● **VORLIEGENDER TEXT**:
Der Atheismus, vielgesichtig in verschiedenen Bewegungen organisiert, erfaßte die christlichen Völker im Umbildungsprozeß zur Massengesellschaft. Ihm mußte der Papst in Rom widerstehen.
Die historischen Grenzen des Abendlandes, fluktuierend, jedoch im geographischen Raum Osteuropas markiert, wurden während des Ersten Weltkriegs nicht von den Osmanen bedrängt, die sie als Verbündete der Zentralmächte verteidigten. Die Russen., sich dem Christentum entfremdend und von der Missionsidee des Panslawismus durchdrungen, waren die Konquistadoren. Im Frühling 1917 war Lenin mit seinen Anhängern aus der Schweiz nach Rußland zurückgekehrt. Er hatte Kerenskji und Trotzkyj besiegt und das Staatssystem, dessen Maschine von oben nach unten funktionierte, in die Gegenrichtung, von unten nach oben, umgestellt. Das Kollektiv riß die im Zaren konzentrierte Macht blutig an sich und übertrug sie dem kommunistischen System der Räte.
Ein anderer Sproß der Französischen Revolution, der Nationalismus, begann im 19. und frühen 20. Jahrhundert, die staatlichen Ordnungsprinzipien zu bestimmen. Seine Agitatoren behaupteten, die Macht wurzle in der Nation, die sich in Sprache und Geschichte der Völker ausdrückte. Das Gottesgnadentum, die Legitimierung der Macht durch Gott und ihre Verantwortung vor ihm , sei ein mittelalterlicher Anachronismus. Die Staatsbildungsprozesse würden von den Nationen als Letztursachen der Nationalstaaten bestimmt. Die klassischen Nationalstaaten Europas, England, Frankreich und Spanien, waren im 16. Jahrhundert entstanden, erst im 19. Jahrhundert folgten ihnen Deutschland und Italien. Zu Beginn des 20. Jahrhunderts betrachteten sie ihre nationale Einigung als unvollständig. Deutschland strebte nach der Integration Österreichs, Italien nach den italienisch sprachlichen Teilen Südtirols, zunächst nach dem Trento, später nach dem ganzen Südtriol mit der Brennergrenze, ohne Rücksicht auf dessen deutschsprachige Bevölkerung. Die Slawen Ost–und Südosteuropas wie die Polen, Böhmen, Slowaken, Kroaten, Slowenen, Serben in multinationalen Staaten beheimatet, wurden von den Nationalismen Rußlands und Westeuropas stimuliert, vom gesteigerten Deutschnationalismus des Krieges provoziert.
Der Ruf nach Freiheit verkündete im heraufziehenden Massenzeitalter das politische Mitspracherecht der Bürger, das Selbstbestimmungsrecht der Völker. Im Einfluß der Industriellen Revolution sprengte der Liberalismus alte Wirtschaftsordnungen und bewirkte gesellschaftliche Veränderungen nach den Normen des Kapitals, was Bolschewismus und Sozialismus zum Kampf motivierte.
Im Ersten Weltkriegs rang man um die Vorherrschaft; zunächst in Europa und seinen Kolonien, dann in der gesamten Welt. Dabei wurden die Existenzen der Kriegführenden in frage gestellt, Deutschlands und Italiens, Österreich–Ungarns und des Osmanischen Reiches, Rußlands, der Balkanstaaten, Belgiens und Frankreichs.

● **DATENMATERIAL**:

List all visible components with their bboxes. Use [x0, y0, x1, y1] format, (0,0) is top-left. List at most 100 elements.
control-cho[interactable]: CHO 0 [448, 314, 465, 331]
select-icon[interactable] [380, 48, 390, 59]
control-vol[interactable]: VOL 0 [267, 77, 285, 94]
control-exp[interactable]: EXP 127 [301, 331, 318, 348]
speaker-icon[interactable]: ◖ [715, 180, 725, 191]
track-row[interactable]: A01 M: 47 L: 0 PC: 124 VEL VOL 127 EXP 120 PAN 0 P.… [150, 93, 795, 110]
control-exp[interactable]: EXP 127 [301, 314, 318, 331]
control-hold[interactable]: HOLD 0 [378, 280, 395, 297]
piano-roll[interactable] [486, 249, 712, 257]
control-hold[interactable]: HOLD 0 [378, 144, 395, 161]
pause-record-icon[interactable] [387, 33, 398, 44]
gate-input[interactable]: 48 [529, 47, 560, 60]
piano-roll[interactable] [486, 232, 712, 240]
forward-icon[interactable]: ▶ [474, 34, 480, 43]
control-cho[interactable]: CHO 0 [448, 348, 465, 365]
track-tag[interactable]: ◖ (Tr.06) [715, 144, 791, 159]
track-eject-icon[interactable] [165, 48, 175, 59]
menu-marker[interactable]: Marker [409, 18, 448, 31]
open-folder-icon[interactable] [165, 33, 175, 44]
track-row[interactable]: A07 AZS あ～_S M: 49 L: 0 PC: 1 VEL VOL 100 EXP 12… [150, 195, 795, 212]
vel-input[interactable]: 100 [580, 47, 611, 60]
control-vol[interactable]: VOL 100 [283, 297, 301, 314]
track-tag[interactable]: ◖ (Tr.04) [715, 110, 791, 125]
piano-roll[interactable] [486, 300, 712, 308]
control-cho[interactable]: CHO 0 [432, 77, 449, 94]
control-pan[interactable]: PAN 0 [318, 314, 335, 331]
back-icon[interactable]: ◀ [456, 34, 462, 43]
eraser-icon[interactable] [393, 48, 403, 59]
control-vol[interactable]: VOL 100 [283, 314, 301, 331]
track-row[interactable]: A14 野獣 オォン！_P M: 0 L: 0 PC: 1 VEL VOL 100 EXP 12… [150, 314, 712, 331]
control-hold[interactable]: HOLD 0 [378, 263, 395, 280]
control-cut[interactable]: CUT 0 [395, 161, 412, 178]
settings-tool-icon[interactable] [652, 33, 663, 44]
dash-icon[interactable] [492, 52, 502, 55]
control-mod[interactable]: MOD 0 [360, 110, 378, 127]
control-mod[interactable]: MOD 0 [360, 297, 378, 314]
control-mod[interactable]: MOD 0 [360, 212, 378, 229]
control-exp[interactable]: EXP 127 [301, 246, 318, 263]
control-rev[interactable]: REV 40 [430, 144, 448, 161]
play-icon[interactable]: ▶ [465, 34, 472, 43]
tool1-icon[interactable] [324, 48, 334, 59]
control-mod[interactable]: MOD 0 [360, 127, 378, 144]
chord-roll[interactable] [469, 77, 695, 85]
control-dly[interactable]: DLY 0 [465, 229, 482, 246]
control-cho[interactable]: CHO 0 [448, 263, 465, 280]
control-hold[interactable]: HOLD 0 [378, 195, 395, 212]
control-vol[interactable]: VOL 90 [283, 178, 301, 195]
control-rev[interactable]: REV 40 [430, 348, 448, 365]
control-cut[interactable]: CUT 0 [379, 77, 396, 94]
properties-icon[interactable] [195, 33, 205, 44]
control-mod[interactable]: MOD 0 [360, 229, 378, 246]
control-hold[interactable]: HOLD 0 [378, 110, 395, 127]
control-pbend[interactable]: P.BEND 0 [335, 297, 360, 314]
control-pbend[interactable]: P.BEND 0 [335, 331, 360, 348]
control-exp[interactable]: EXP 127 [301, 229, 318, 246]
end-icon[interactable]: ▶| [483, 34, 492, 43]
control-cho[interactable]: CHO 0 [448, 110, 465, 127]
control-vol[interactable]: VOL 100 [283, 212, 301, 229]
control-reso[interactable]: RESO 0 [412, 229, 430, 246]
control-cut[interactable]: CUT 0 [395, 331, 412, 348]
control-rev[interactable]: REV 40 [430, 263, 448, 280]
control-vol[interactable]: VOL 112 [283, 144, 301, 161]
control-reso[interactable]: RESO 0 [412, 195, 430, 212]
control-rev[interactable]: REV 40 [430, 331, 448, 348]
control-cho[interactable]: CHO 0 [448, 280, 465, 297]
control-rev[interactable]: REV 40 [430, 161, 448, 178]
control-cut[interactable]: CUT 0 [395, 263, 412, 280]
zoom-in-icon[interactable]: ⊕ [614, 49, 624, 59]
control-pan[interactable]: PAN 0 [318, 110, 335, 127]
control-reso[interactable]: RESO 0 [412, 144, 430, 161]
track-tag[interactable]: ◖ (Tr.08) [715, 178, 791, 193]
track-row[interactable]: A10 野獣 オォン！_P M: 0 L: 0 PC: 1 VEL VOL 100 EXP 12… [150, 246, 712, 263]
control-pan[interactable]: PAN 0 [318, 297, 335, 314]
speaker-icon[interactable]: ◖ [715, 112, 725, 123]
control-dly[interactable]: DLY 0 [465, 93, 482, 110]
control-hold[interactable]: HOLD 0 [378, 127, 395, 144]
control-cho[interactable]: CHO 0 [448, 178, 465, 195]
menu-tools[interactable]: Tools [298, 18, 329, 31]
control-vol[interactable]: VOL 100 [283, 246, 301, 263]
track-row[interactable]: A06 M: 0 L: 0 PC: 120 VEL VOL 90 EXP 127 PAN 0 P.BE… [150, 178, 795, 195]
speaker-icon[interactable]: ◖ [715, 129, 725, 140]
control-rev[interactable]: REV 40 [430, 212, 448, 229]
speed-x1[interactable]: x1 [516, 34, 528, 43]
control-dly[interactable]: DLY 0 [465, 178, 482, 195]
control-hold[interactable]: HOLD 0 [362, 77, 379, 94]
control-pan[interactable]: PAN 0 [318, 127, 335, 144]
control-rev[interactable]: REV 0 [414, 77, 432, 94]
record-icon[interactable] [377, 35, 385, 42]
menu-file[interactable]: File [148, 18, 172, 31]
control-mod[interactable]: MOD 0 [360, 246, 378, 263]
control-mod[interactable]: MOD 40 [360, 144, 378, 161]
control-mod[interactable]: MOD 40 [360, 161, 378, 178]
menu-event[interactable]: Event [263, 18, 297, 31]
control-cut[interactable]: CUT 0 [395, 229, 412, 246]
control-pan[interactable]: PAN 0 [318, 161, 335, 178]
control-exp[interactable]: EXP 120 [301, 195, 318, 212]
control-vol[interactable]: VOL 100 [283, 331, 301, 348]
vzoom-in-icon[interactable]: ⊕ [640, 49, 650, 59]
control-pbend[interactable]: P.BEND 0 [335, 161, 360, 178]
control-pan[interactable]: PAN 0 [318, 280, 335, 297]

● **AUFGABE 1**:
Stimmen die folgenden Aussagen mit dem Text über den Ersten Weltkrieg und seine Vorgeschichte überein? Antworte jeweils mit Ja oder Nein und zitiere die ausschlaggebenden Worte des Textes wörtlich.
(a) England, Frankreich und Spanien entstanden als Nationalstaaten im 16. Jahrhundert.
(b) Lenin kehrte im Herbst 1917 aus Frankreich nach Rußland zurück.
(c) Die Osmanen kämpften als Verbündete der Zentralmächte.
● **AUFGABE 2**:
Führe den Text über den Ersten Weltkrieg und seine Vorgeschichte nach seinem letzten Satz weiter.

● **ERWARTETE LÖSUNG 1**:
(a) Ja: „Die klassischen Nationalstaaten Europas, England, Frankreich und Spanien, waren im 16. Jahrhundert entstanden“
(b) Nein: „Im Frühling 1917 war Lenin mit seinen Anhängern aus der Schweiz nach Rußland zurückgekehrt.“
(c) Ja: „die sie als Verbündete der Zentralmächte verteidigten“

● **ERWARTETE LÖSUNG 2**:
Das Habsburgerreich des 19. und frühen 20. Jahrhunderts war in verschiedenem Grad von den Strömungen und Bewegungen aus der Französischen Revolution betroffen. Die Verfassungen von 1867, von der 48–er Revolution und den ihr folgenden Kriegen erzwungen, entsprachen nicht der multinationalen Vielfalt der Völker. Sie respektierten die Deutschen und Ungarn und vernachlässigten die politischen Ansprüche von Slawen, Ruthenen, Rumänen und Italienern, die in der Folge irredentistische Bewegungen erfaßten. Der Liberalismus beschränkte zunehmend die Rechte des Kaisers, der sich an die Gesetze hielt und das Gottesgnadentum repräsentierte. Kaiser Franz Joseph, trug neben dem deutschen (protestantischen) Kaiser und dem russischen (orthodoxen) Zaren die österreichische Kaiserkrone. Er vermochte bei allen Spannungen das innere Gleichgewicht des Reiches im Kompromiß zu erhalten. Die Verfassungen von 1867 konnte oder wollte er nicht mehr revidieren, sie der Realität der Bevölkerungen anpassen und das Kaiser–und Königtum in den Kronländern im historischen Kontext erneuern. Die Rivalität von Habsburgern und Hohenzollern , dem katholischen und dem protestantischem Kaiser um die Vorherrschaft im Raum des einstigen Heiligen Römischen Reiches, bestand trotz aller Verträge, Besuche und Freundschaftsbezeugungen, Waffenbruderschaft und Militärhilfe.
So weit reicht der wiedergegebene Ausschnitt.